• _SHORT PROBLEM_
Print each line of the listing once more, precisely as given.

• _INPUT DATA_
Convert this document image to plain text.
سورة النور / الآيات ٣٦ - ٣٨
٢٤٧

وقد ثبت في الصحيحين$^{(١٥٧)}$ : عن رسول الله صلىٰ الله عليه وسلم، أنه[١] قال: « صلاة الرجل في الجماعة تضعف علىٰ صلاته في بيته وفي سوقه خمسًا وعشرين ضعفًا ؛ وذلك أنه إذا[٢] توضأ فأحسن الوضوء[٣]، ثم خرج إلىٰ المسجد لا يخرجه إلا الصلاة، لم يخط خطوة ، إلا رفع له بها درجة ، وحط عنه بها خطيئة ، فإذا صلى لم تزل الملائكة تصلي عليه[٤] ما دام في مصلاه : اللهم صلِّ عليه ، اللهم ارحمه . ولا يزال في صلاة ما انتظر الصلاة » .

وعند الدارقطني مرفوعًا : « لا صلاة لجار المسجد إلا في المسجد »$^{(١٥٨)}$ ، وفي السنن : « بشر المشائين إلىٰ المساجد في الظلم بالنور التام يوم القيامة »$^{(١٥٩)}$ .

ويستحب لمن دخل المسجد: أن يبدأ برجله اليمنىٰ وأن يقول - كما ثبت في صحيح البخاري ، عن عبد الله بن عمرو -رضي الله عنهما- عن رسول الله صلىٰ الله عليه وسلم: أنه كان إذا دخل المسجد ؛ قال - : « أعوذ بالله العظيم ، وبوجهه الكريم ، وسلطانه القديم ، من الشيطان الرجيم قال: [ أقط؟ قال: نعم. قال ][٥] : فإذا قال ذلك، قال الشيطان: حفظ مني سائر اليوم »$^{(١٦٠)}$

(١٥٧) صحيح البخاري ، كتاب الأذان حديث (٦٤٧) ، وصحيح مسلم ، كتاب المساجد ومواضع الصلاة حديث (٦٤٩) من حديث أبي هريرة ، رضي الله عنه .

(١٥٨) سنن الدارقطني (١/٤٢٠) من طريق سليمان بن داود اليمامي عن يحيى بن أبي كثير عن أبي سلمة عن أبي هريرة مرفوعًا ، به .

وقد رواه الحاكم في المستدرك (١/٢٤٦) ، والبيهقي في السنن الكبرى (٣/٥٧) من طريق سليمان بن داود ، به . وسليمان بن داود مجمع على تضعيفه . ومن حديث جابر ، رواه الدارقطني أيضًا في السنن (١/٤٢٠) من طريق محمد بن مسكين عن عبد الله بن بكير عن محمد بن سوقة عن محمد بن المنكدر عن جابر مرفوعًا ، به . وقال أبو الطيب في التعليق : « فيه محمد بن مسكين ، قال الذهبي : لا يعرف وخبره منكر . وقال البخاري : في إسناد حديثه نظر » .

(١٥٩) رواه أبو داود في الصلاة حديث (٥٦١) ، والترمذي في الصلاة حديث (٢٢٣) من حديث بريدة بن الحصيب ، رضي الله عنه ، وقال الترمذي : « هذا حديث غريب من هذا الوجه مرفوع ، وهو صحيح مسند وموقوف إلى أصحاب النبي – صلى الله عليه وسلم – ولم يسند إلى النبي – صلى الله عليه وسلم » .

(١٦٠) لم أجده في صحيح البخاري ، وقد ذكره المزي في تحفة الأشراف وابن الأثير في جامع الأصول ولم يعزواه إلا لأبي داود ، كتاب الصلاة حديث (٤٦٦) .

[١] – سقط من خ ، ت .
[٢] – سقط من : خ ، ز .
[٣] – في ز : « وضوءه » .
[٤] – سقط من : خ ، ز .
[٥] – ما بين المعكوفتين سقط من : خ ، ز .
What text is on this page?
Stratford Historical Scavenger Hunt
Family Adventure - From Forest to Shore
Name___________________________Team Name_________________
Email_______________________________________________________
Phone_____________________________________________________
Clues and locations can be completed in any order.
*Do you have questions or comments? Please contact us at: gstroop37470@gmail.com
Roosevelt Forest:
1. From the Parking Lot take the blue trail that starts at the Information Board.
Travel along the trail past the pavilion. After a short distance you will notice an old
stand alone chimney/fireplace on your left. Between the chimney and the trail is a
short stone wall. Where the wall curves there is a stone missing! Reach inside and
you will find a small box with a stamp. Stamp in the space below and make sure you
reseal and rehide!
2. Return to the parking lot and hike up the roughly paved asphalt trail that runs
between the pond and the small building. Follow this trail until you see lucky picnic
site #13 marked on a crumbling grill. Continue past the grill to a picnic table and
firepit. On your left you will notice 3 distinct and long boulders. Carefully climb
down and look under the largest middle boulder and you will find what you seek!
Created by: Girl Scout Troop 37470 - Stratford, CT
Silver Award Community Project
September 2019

• _TASK RESPONSE_
Convert this document image to plain text.
سورة النور / الآيات ٣٦ - ٣٨
٢٤٧

وقد ثبت في الصحيحين$^{(١٥٧)}$ : عن رسول الله صلىٰ الله عليه وسلم، أنه[١] قال: « صلاة الرجل في الجماعة تضعف علىٰ صلاته في بيته وفي سوقه خمسًا وعشرين ضعفًا ؛ وذلك أنه إذا[٢] توضأ فأحسن الوضوء[٣]، ثم خرج إلىٰ المسجد لا يخرجه إلا الصلاة، لم يخط خطوة ، إلا رفع له بها درجة ، وحط عنه بها خطيئة ، فإذا صلى لم تزل الملائكة تصلي عليه[٤] ما دام في مصلاه : اللهم صلِّ عليه ، اللهم ارحمه . ولا يزال في صلاة ما انتظر الصلاة » .

وعند الدارقطني مرفوعًا : « لا صلاة لجار المسجد إلا في المسجد »$^{(١٥٨)}$ ، وفي السنن : « بشر المشائين إلىٰ المساجد في الظلم بالنور التام يوم القيامة »$^{(١٥٩)}$ .

ويستحب لمن دخل المسجد: أن يبدأ برجله اليمنىٰ وأن يقول - كما ثبت في صحيح البخاري ، عن عبد الله بن عمرو -رضي الله عنهما- عن رسول الله صلىٰ الله عليه وسلم: أنه كان إذا دخل المسجد ؛ قال - : « أعوذ بالله العظيم ، وبوجهه الكريم ، وسلطانه القديم ، من الشيطان الرجيم قال: [ أقط؟ قال: نعم. قال ][٥] : فإذا قال ذلك، قال الشيطان: حفظ مني سائر اليوم »$^{(١٦٠)}$

(١٥٧) صحيح البخاري ، كتاب الأذان حديث (٦٤٧) ، وصحيح مسلم ، كتاب المساجد ومواضع الصلاة حديث (٦٤٩) من حديث أبي هريرة ، رضي الله عنه .

(١٥٨) سنن الدارقطني (١/٤٢٠) من طريق سليمان بن داود اليمامي عن يحيى بن أبي كثير عن أبي سلمة عن أبي هريرة مرفوعًا ، به .

وقد رواه الحاكم في المستدرك (١/٢٤٦) ، والبيهقي في السنن الكبرى (٣/٥٧) من طريق سليمان بن داود ، به . وسليمان بن داود مجمع على تضعيفه . ومن حديث جابر ، رواه الدارقطني أيضًا في السنن (١/٤٢٠) من طريق محمد بن مسكين عن عبد الله بن بكير عن محمد بن سوقة عن محمد بن المنكدر عن جابر مرفوعًا ، به . وقال أبو الطيب في التعليق : « فيه محمد بن مسكين ، قال الذهبي : لا يعرف وخبره منكر . وقال البخاري : في إسناد حديثه نظر » .

(١٥٩) رواه أبو داود في الصلاة حديث (٥٦١) ، والترمذي في الصلاة حديث (٢٢٣) من حديث بريدة بن الحصيب ، رضي الله عنه ، وقال الترمذي : « هذا حديث غريب من هذا الوجه مرفوع ، وهو صحيح مسند وموقوف إلى أصحاب النبي – صلى الله عليه وسلم – ولم يسند إلى النبي – صلى الله عليه وسلم » .

(١٦٠) لم أجده في صحيح البخاري ، وقد ذكره المزي في تحفة الأشراف وابن الأثير في جامع الأصول ولم يعزواه إلا لأبي داود ، كتاب الصلاة حديث (٤٦٦) .

[١] – سقط من خ ، ت .
[٢] – سقط من : خ ، ز .
[٣] – في ز : « وضوءه » .
[٤] – سقط من : خ ، ز .
[٥] – ما بين المعكوفتين سقط من : خ ، ز .
What text is on this page?
Stratford Historical Scavenger Hunt
Family Adventure - From Forest to Shore
Name___________________________Team Name_________________
Email_______________________________________________________
Phone_____________________________________________________
Clues and locations can be completed in any order.
*Do you have questions or comments? Please contact us at: gstroop37470@gmail.com
Roosevelt Forest:
1. From the Parking Lot take the blue trail that starts at the Information Board.
Travel along the trail past the pavilion. After a short distance you will notice an old
stand alone chimney/fireplace on your left. Between the chimney and the trail is a
short stone wall. Where the wall curves there is a stone missing! Reach inside and
you will find a small box with a stamp. Stamp in the space below and make sure you
reseal and rehide!
2. Return to the parking lot and hike up the roughly paved asphalt trail that runs
between the pond and the small building. Follow this trail until you see lucky picnic
site #13 marked on a crumbling grill. Continue past the grill to a picnic table and
firepit. On your left you will notice 3 distinct and long boulders. Carefully climb
down and look under the largest middle boulder and you will find what you seek!
Created by: Girl Scout Troop 37470 - Stratford, CT
Silver Award Community Project
September 2019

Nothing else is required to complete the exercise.